Only a number is expected: how many lines in the data below contain the word "OECD".

________________________________________

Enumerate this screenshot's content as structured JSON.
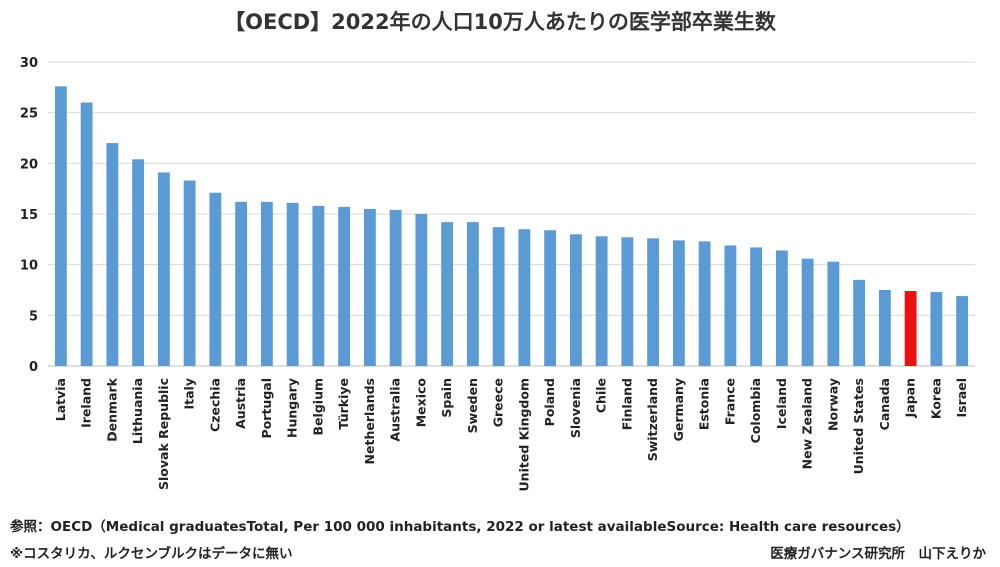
{
  "chart_data": {
    "type": "bar",
    "title": "【OECD】2022年の人口10万人あたりの医学部卒業生数",
    "ylim": [
      0,
      30
    ],
    "yticks": [
      0,
      5,
      10,
      15,
      20,
      25,
      30
    ],
    "grid": true,
    "categories": [
      "Latvia",
      "Ireland",
      "Denmark",
      "Lithuania",
      "Slovak Republic",
      "Italy",
      "Czechia",
      "Austria",
      "Portugal",
      "Hungary",
      "Belgium",
      "Türkiye",
      "Netherlands",
      "Australia",
      "Mexico",
      "Spain",
      "Sweden",
      "Greece",
      "United Kingdom",
      "Poland",
      "Slovenia",
      "Chile",
      "Finland",
      "Switzerland",
      "Germany",
      "Estonia",
      "France",
      "Colombia",
      "Iceland",
      "New Zealand",
      "Norway",
      "United States",
      "Canada",
      "Japan",
      "Korea",
      "Israel"
    ],
    "values": [
      27.6,
      26.0,
      22.0,
      20.4,
      19.1,
      18.3,
      17.1,
      16.2,
      16.2,
      16.1,
      15.8,
      15.7,
      15.5,
      15.4,
      15.0,
      14.2,
      14.2,
      13.7,
      13.5,
      13.4,
      13.0,
      12.8,
      12.7,
      12.6,
      12.4,
      12.3,
      11.9,
      11.7,
      11.4,
      10.6,
      10.3,
      8.5,
      7.5,
      7.4,
      7.3,
      6.9
    ],
    "bar_color": "#5b9bd5",
    "highlight": {
      "category": "Japan",
      "color": "#ee1111"
    }
  },
  "notes": {
    "source": "参照：OECD（Medical graduatesTotal, Per 100 000 inhabitants, 2022 or latest availableSource: Health care resources）",
    "footnote": "※コスタリカ、ルクセンブルクはデータに無い",
    "credit": "医療ガバナンス研究所　山下えりか"
  }
}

________________________________________

> **Finished task**
2